Work to complete. Omit all pictures. Copy the rest of the material exactly.

Extracted records.

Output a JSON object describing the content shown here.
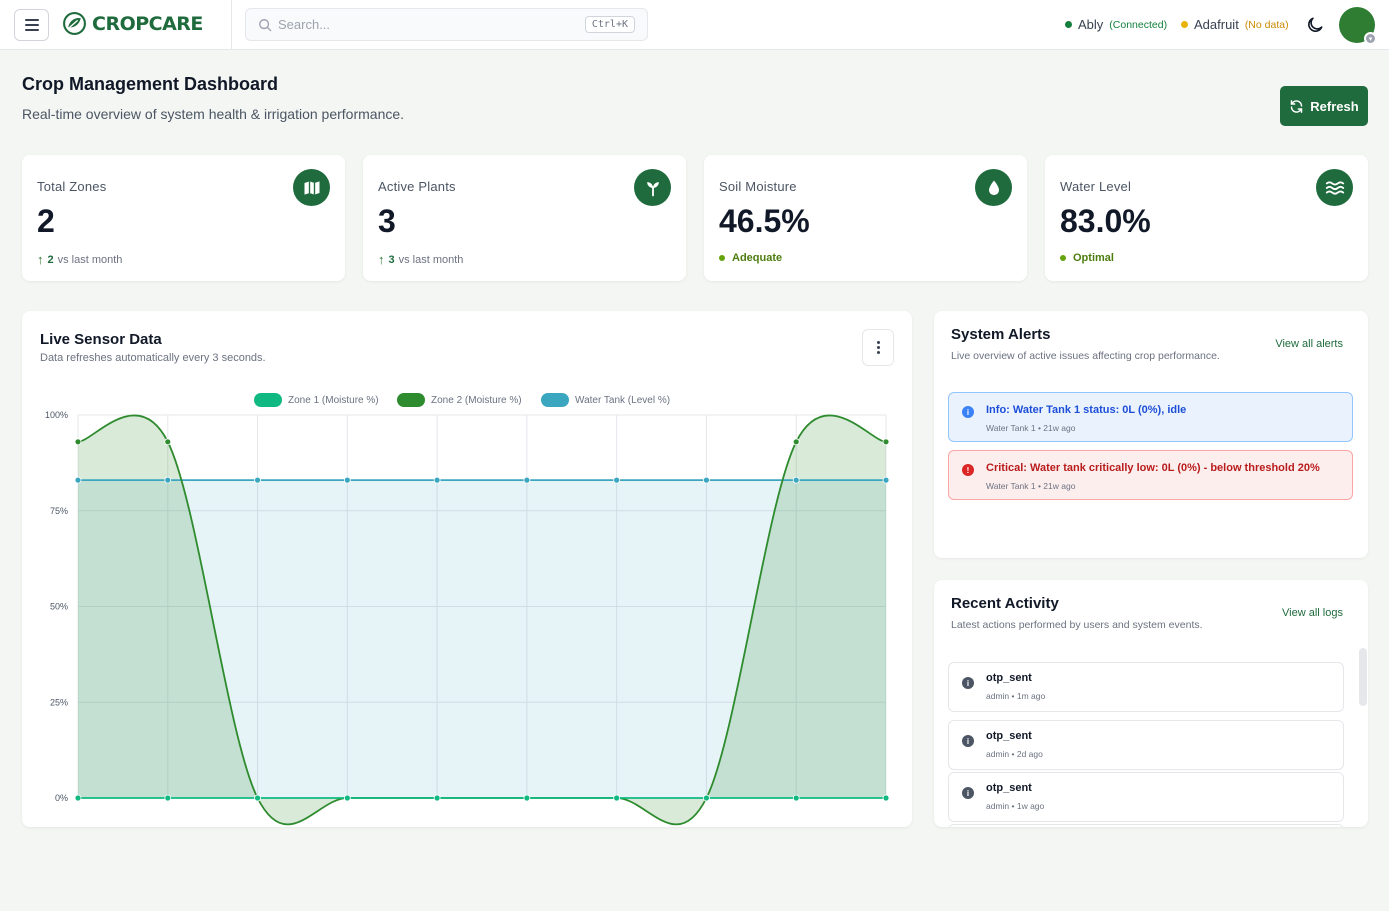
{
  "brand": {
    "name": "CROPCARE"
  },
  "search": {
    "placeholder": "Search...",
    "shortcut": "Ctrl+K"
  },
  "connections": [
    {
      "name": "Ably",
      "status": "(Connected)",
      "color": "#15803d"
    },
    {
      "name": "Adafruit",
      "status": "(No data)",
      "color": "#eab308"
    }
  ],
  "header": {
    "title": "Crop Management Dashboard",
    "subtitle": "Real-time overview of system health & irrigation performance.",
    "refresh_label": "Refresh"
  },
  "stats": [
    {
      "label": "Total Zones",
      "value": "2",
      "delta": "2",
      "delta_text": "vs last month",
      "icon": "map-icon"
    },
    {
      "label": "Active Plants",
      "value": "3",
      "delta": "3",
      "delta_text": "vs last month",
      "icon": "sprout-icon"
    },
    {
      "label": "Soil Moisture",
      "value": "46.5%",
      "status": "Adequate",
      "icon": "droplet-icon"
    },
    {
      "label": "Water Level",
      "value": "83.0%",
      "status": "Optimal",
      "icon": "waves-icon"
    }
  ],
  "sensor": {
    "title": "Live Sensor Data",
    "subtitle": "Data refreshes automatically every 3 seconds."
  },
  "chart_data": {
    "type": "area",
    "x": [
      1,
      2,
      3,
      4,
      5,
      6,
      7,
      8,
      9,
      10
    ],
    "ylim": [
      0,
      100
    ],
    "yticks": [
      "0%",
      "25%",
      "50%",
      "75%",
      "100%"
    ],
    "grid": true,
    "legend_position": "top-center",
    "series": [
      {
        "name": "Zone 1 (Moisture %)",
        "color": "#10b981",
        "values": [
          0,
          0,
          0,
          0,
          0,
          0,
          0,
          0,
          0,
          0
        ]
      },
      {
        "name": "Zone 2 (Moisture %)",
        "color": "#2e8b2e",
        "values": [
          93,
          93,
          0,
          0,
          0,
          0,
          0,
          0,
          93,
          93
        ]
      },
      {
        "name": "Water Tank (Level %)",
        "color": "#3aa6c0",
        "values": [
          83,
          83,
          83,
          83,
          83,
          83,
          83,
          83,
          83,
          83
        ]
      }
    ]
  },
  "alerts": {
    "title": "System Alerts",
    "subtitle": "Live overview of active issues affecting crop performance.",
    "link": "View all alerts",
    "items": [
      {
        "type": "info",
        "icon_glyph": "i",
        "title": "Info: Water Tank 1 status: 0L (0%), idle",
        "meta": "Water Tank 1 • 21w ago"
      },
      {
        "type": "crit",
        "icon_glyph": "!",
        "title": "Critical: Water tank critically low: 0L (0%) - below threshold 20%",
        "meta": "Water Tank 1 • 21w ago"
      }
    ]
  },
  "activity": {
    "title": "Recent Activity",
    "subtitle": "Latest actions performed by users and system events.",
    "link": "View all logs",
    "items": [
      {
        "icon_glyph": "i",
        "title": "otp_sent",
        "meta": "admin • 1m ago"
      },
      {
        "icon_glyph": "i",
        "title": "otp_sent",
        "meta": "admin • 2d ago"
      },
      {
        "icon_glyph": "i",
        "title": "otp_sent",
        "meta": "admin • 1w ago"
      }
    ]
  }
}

Problem solution.
Output a JSON object describing the content shown here.
{
  "brand": {
    "name": "CROPCARE"
  },
  "search": {
    "placeholder": "Search...",
    "shortcut": "Ctrl+K"
  },
  "connections": [
    {
      "name": "Ably",
      "status": "(Connected)",
      "color": "#15803d"
    },
    {
      "name": "Adafruit",
      "status": "(No data)",
      "color": "#eab308"
    }
  ],
  "header": {
    "title": "Crop Management Dashboard",
    "subtitle": "Real-time overview of system health & irrigation performance.",
    "refresh_label": "Refresh"
  },
  "stats": [
    {
      "label": "Total Zones",
      "value": "2",
      "delta": "2",
      "delta_text": "vs last month",
      "icon": "map-icon"
    },
    {
      "label": "Active Plants",
      "value": "3",
      "delta": "3",
      "delta_text": "vs last month",
      "icon": "sprout-icon"
    },
    {
      "label": "Soil Moisture",
      "value": "46.5%",
      "status": "Adequate",
      "icon": "droplet-icon"
    },
    {
      "label": "Water Level",
      "value": "83.0%",
      "status": "Optimal",
      "icon": "waves-icon"
    }
  ],
  "sensor": {
    "title": "Live Sensor Data",
    "subtitle": "Data refreshes automatically every 3 seconds."
  },
  "chart_data": {
    "type": "area",
    "x": [
      1,
      2,
      3,
      4,
      5,
      6,
      7,
      8,
      9,
      10
    ],
    "ylim": [
      0,
      100
    ],
    "yticks": [
      "0%",
      "25%",
      "50%",
      "75%",
      "100%"
    ],
    "grid": true,
    "legend_position": "top-center",
    "series": [
      {
        "name": "Zone 1 (Moisture %)",
        "color": "#10b981",
        "values": [
          0,
          0,
          0,
          0,
          0,
          0,
          0,
          0,
          0,
          0
        ]
      },
      {
        "name": "Zone 2 (Moisture %)",
        "color": "#2e8b2e",
        "values": [
          93,
          93,
          0,
          0,
          0,
          0,
          0,
          0,
          93,
          93
        ]
      },
      {
        "name": "Water Tank (Level %)",
        "color": "#3aa6c0",
        "values": [
          83,
          83,
          83,
          83,
          83,
          83,
          83,
          83,
          83,
          83
        ]
      }
    ]
  },
  "alerts": {
    "title": "System Alerts",
    "subtitle": "Live overview of active issues affecting crop performance.",
    "link": "View all alerts",
    "items": [
      {
        "type": "info",
        "icon_glyph": "i",
        "title": "Info: Water Tank 1 status: 0L (0%), idle",
        "meta": "Water Tank 1 • 21w ago"
      },
      {
        "type": "crit",
        "icon_glyph": "!",
        "title": "Critical: Water tank critically low: 0L (0%) - below threshold 20%",
        "meta": "Water Tank 1 • 21w ago"
      }
    ]
  },
  "activity": {
    "title": "Recent Activity",
    "subtitle": "Latest actions performed by users and system events.",
    "link": "View all logs",
    "items": [
      {
        "icon_glyph": "i",
        "title": "otp_sent",
        "meta": "admin • 1m ago"
      },
      {
        "icon_glyph": "i",
        "title": "otp_sent",
        "meta": "admin • 2d ago"
      },
      {
        "icon_glyph": "i",
        "title": "otp_sent",
        "meta": "admin • 1w ago"
      }
    ]
  }
}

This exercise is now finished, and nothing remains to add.